PROBLEM STATEMENT — You are to retype all of the data exactly as it appears.

TASK INPUT —
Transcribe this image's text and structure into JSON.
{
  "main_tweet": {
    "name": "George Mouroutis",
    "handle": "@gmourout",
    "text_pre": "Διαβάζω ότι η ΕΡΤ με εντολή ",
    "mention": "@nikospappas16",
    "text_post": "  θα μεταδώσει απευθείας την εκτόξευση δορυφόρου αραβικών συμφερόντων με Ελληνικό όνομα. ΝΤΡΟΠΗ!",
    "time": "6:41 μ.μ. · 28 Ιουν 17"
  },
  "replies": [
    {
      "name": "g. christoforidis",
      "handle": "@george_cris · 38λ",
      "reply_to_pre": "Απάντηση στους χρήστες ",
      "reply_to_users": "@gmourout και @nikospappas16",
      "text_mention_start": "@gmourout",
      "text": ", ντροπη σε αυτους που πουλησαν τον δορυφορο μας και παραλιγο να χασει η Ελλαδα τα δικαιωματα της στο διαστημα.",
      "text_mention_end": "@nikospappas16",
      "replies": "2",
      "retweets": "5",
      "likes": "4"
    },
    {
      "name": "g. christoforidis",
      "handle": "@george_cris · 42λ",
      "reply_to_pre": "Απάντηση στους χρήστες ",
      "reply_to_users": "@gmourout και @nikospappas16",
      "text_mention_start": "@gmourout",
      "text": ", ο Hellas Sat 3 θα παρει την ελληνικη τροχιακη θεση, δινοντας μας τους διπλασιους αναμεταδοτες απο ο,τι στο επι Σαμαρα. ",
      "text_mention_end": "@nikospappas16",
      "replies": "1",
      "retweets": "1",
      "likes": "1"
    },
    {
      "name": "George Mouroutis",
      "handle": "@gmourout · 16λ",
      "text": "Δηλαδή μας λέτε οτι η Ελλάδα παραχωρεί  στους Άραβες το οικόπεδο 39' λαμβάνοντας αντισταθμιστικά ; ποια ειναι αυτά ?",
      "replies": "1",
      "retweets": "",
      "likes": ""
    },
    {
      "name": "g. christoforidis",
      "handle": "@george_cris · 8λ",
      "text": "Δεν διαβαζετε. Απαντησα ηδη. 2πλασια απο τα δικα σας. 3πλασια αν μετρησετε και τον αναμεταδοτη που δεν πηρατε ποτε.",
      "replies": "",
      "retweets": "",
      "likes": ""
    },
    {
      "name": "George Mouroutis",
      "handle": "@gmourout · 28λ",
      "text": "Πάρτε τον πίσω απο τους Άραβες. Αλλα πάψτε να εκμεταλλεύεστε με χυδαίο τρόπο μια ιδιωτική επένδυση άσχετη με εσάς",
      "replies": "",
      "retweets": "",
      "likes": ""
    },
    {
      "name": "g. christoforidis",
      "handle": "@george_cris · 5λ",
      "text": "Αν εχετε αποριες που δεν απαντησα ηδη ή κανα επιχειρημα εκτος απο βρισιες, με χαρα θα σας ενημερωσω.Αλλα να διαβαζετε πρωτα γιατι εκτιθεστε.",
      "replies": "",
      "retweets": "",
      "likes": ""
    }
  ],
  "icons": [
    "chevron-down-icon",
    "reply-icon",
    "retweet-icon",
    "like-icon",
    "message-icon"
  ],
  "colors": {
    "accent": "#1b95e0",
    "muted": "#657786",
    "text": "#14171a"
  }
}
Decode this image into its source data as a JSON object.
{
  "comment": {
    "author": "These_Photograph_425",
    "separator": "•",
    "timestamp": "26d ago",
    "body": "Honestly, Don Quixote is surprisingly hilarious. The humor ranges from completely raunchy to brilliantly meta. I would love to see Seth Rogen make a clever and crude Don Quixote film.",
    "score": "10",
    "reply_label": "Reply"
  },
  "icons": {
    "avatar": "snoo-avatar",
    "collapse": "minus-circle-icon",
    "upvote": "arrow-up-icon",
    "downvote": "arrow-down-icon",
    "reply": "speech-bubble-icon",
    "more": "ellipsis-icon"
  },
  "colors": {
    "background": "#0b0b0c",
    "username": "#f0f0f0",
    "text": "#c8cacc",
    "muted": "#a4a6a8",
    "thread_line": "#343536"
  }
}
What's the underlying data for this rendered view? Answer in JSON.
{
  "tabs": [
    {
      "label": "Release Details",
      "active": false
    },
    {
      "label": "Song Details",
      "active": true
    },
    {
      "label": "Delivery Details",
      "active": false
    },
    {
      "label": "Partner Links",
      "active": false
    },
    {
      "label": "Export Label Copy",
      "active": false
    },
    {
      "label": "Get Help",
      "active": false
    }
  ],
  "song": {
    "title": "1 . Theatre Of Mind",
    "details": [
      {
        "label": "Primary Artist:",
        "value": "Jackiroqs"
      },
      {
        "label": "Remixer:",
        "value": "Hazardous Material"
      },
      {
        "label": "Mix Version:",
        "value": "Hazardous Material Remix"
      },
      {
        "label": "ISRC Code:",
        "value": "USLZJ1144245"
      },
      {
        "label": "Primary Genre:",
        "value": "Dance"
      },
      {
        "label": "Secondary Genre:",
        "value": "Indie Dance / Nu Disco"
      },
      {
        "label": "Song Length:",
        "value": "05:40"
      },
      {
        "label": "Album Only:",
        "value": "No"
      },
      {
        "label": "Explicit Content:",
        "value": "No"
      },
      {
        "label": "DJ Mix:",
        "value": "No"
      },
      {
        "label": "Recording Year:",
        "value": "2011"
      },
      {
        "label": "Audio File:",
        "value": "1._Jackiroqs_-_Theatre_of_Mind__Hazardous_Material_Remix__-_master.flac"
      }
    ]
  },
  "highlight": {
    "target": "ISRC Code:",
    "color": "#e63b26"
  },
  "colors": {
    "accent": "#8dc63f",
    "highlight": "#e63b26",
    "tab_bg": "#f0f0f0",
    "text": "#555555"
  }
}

RIGHT ANSWER —
Transcribe this image's text and structure into JSON.
{
  "main_tweet": {
    "name": "George Mouroutis",
    "handle": "@gmourout",
    "text_pre": "Διαβάζω ότι η ΕΡΤ με εντολή ",
    "mention": "@nikospappas16",
    "text_post": "  θα μεταδώσει απευθείας την εκτόξευση δορυφόρου αραβικών συμφερόντων με Ελληνικό όνομα. ΝΤΡΟΠΗ!",
    "time": "6:41 μ.μ. · 28 Ιουν 17"
  },
  "replies": [
    {
      "name": "g. christoforidis",
      "handle": "@george_cris · 38λ",
      "reply_to_pre": "Απάντηση στους χρήστες ",
      "reply_to_users": "@gmourout και @nikospappas16",
      "text_mention_start": "@gmourout",
      "text": ", ντροπη σε αυτους που πουλησαν τον δορυφορο μας και παραλιγο να χασει η Ελλαδα τα δικαιωματα της στο διαστημα.",
      "text_mention_end": "@nikospappas16",
      "replies": "2",
      "retweets": "5",
      "likes": "4"
    },
    {
      "name": "g. christoforidis",
      "handle": "@george_cris · 42λ",
      "reply_to_pre": "Απάντηση στους χρήστες ",
      "reply_to_users": "@gmourout και @nikospappas16",
      "text_mention_start": "@gmourout",
      "text": ", ο Hellas Sat 3 θα παρει την ελληνικη τροχιακη θεση, δινοντας μας τους διπλασιους αναμεταδοτες απο ο,τι στο επι Σαμαρα. ",
      "text_mention_end": "@nikospappas16",
      "replies": "1",
      "retweets": "1",
      "likes": "1"
    },
    {
      "name": "George Mouroutis",
      "handle": "@gmourout · 16λ",
      "text": "Δηλαδή μας λέτε οτι η Ελλάδα παραχωρεί  στους Άραβες το οικόπεδο 39' λαμβάνοντας αντισταθμιστικά ; ποια ειναι αυτά ?",
      "replies": "1",
      "retweets": "",
      "likes": ""
    },
    {
      "name": "g. christoforidis",
      "handle": "@george_cris · 8λ",
      "text": "Δεν διαβαζετε. Απαντησα ηδη. 2πλασια απο τα δικα σας. 3πλασια αν μετρησετε και τον αναμεταδοτη που δεν πηρατε ποτε.",
      "replies": "",
      "retweets": "",
      "likes": ""
    },
    {
      "name": "George Mouroutis",
      "handle": "@gmourout · 28λ",
      "text": "Πάρτε τον πίσω απο τους Άραβες. Αλλα πάψτε να εκμεταλλεύεστε με χυδαίο τρόπο μια ιδιωτική επένδυση άσχετη με εσάς",
      "replies": "",
      "retweets": "",
      "likes": ""
    },
    {
      "name": "g. christoforidis",
      "handle": "@george_cris · 5λ",
      "text": "Αν εχετε αποριες που δεν απαντησα ηδη ή κανα επιχειρημα εκτος απο βρισιες, με χαρα θα σας ενημερωσω.Αλλα να διαβαζετε πρωτα γιατι εκτιθεστε.",
      "replies": "",
      "retweets": "",
      "likes": ""
    }
  ],
  "icons": [
    "chevron-down-icon",
    "reply-icon",
    "retweet-icon",
    "like-icon",
    "message-icon"
  ],
  "colors": {
    "accent": "#1b95e0",
    "muted": "#657786",
    "text": "#14171a"
  }
}
Decode this image into its source data as a JSON object.
{
  "comment": {
    "author": "These_Photograph_425",
    "separator": "•",
    "timestamp": "26d ago",
    "body": "Honestly, Don Quixote is surprisingly hilarious. The humor ranges from completely raunchy to brilliantly meta. I would love to see Seth Rogen make a clever and crude Don Quixote film.",
    "score": "10",
    "reply_label": "Reply"
  },
  "icons": {
    "avatar": "snoo-avatar",
    "collapse": "minus-circle-icon",
    "upvote": "arrow-up-icon",
    "downvote": "arrow-down-icon",
    "reply": "speech-bubble-icon",
    "more": "ellipsis-icon"
  },
  "colors": {
    "background": "#0b0b0c",
    "username": "#f0f0f0",
    "text": "#c8cacc",
    "muted": "#a4a6a8",
    "thread_line": "#343536"
  }
}
What's the underlying data for this rendered view? Answer in JSON.
{
  "tabs": [
    {
      "label": "Release Details",
      "active": false
    },
    {
      "label": "Song Details",
      "active": true
    },
    {
      "label": "Delivery Details",
      "active": false
    },
    {
      "label": "Partner Links",
      "active": false
    },
    {
      "label": "Export Label Copy",
      "active": false
    },
    {
      "label": "Get Help",
      "active": false
    }
  ],
  "song": {
    "title": "1 . Theatre Of Mind",
    "details": [
      {
        "label": "Primary Artist:",
        "value": "Jackiroqs"
      },
      {
        "label": "Remixer:",
        "value": "Hazardous Material"
      },
      {
        "label": "Mix Version:",
        "value": "Hazardous Material Remix"
      },
      {
        "label": "ISRC Code:",
        "value": "USLZJ1144245"
      },
      {
        "label": "Primary Genre:",
        "value": "Dance"
      },
      {
        "label": "Secondary Genre:",
        "value": "Indie Dance / Nu Disco"
      },
      {
        "label": "Song Length:",
        "value": "05:40"
      },
      {
        "label": "Album Only:",
        "value": "No"
      },
      {
        "label": "Explicit Content:",
        "value": "No"
      },
      {
        "label": "DJ Mix:",
        "value": "No"
      },
      {
        "label": "Recording Year:",
        "value": "2011"
      },
      {
        "label": "Audio File:",
        "value": "1._Jackiroqs_-_Theatre_of_Mind__Hazardous_Material_Remix__-_master.flac"
      }
    ]
  },
  "highlight": {
    "target": "ISRC Code:",
    "color": "#e63b26"
  },
  "colors": {
    "accent": "#8dc63f",
    "highlight": "#e63b26",
    "tab_bg": "#f0f0f0",
    "text": "#555555"
  }
}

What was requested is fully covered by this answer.